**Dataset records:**
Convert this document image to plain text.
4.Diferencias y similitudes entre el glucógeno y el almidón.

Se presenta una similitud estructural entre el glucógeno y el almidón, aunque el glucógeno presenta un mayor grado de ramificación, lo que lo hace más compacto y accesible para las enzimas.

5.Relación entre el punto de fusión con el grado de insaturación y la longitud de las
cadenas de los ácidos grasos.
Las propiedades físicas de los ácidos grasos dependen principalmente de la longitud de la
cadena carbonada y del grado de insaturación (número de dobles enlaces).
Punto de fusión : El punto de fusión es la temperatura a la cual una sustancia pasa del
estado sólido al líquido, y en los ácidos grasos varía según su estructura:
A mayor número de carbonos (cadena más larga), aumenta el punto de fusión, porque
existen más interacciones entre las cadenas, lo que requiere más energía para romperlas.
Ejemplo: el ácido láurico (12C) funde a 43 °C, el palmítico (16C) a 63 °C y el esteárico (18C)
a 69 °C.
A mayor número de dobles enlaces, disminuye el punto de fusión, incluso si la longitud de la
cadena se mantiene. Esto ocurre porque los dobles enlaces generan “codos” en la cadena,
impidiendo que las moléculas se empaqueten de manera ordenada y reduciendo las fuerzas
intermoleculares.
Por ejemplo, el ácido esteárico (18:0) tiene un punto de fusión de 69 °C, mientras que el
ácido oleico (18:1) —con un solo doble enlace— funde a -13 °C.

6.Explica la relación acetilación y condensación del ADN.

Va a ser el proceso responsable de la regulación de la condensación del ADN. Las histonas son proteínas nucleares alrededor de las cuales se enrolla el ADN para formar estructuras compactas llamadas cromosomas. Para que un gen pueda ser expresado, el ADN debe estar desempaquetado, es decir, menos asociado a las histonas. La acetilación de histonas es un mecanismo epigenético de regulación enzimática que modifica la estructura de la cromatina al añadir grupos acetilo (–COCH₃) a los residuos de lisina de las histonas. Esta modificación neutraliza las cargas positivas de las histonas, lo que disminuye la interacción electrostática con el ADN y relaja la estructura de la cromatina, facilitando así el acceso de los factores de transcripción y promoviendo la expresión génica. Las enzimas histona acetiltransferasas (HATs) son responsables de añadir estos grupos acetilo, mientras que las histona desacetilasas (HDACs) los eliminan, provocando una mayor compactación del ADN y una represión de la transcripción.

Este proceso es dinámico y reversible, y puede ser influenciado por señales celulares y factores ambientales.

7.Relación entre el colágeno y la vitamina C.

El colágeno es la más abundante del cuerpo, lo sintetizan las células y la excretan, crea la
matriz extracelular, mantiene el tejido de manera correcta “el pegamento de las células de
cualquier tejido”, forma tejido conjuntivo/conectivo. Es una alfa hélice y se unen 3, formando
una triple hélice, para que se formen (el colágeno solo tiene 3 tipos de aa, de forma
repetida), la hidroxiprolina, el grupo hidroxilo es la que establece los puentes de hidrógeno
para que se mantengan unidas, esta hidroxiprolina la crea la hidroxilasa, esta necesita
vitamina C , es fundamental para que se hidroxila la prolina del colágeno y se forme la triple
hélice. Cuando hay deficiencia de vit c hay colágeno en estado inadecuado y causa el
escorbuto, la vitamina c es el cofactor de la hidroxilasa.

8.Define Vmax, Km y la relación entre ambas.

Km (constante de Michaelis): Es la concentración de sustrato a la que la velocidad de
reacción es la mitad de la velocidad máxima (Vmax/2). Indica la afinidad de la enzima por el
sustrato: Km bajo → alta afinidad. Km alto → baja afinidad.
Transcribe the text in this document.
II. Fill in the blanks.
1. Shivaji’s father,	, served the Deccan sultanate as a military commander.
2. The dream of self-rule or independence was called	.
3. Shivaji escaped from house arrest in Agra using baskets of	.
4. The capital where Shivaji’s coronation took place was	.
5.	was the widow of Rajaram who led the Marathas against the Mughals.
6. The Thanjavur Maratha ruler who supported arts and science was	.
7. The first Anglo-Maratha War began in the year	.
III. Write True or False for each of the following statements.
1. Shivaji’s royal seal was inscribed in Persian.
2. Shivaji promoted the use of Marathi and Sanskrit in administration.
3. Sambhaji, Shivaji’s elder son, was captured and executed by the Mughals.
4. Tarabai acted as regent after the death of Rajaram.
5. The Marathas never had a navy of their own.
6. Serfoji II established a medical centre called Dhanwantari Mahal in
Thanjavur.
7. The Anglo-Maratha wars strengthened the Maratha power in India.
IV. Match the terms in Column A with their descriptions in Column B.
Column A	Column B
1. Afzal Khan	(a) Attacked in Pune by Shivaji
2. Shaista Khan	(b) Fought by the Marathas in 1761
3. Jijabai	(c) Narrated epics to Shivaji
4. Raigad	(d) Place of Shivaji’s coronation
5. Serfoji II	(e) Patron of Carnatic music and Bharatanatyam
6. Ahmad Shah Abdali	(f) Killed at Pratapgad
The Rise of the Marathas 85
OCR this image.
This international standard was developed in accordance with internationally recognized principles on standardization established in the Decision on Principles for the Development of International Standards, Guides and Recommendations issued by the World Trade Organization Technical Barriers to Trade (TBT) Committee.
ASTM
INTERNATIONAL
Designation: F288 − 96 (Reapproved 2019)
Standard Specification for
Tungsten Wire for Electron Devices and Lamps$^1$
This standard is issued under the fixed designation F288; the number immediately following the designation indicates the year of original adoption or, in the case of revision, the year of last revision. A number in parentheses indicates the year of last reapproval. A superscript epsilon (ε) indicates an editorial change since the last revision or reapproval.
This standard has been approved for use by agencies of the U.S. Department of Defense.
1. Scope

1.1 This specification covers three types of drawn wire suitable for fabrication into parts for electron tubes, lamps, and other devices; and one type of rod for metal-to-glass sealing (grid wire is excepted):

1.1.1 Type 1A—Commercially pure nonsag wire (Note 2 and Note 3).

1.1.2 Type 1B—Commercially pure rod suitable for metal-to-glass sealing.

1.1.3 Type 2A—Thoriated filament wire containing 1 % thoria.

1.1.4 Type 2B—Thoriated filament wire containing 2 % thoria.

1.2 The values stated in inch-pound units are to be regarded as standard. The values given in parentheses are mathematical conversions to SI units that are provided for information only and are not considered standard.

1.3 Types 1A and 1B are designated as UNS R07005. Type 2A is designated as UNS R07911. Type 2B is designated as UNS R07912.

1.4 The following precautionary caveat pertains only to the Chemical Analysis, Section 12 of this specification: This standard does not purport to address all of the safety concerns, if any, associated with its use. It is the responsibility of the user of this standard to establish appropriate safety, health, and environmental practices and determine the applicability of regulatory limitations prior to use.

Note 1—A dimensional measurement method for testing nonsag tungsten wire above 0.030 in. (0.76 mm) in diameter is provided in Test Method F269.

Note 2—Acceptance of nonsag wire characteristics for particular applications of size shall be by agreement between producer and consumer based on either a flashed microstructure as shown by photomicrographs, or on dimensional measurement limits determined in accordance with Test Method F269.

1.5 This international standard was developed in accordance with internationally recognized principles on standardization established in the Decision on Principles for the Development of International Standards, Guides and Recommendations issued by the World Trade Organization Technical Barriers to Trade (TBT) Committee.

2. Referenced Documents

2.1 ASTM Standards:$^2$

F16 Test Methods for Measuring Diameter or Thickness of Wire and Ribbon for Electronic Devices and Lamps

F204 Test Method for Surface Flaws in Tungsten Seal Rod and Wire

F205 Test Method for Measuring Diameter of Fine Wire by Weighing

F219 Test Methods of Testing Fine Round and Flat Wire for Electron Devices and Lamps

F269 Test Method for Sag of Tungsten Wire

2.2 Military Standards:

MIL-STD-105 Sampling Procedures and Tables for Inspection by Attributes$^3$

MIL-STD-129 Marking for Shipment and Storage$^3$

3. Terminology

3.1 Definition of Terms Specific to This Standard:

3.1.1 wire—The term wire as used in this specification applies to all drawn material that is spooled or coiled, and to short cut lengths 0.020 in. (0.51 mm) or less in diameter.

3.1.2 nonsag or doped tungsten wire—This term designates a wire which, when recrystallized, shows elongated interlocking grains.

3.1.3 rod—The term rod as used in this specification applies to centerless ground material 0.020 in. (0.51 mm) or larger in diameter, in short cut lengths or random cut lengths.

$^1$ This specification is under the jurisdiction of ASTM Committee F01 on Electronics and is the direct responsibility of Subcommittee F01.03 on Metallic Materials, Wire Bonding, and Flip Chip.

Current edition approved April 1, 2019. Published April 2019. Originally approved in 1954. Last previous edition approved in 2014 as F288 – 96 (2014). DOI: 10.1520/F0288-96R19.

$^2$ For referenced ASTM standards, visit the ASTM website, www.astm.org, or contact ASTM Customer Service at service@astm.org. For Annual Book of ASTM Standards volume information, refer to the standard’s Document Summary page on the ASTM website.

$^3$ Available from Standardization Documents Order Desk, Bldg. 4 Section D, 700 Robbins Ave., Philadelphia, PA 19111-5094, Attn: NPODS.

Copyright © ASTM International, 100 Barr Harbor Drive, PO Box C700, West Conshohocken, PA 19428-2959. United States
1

**What you should do:** Pick out the lines containing the string "Mughals" and show them.

**Written response:**
5.	was the widow of Rajaram who led the Marathas against the Mughals.
3. Sambhaji, Shivaji’s elder son, was captured and executed by the Mughals.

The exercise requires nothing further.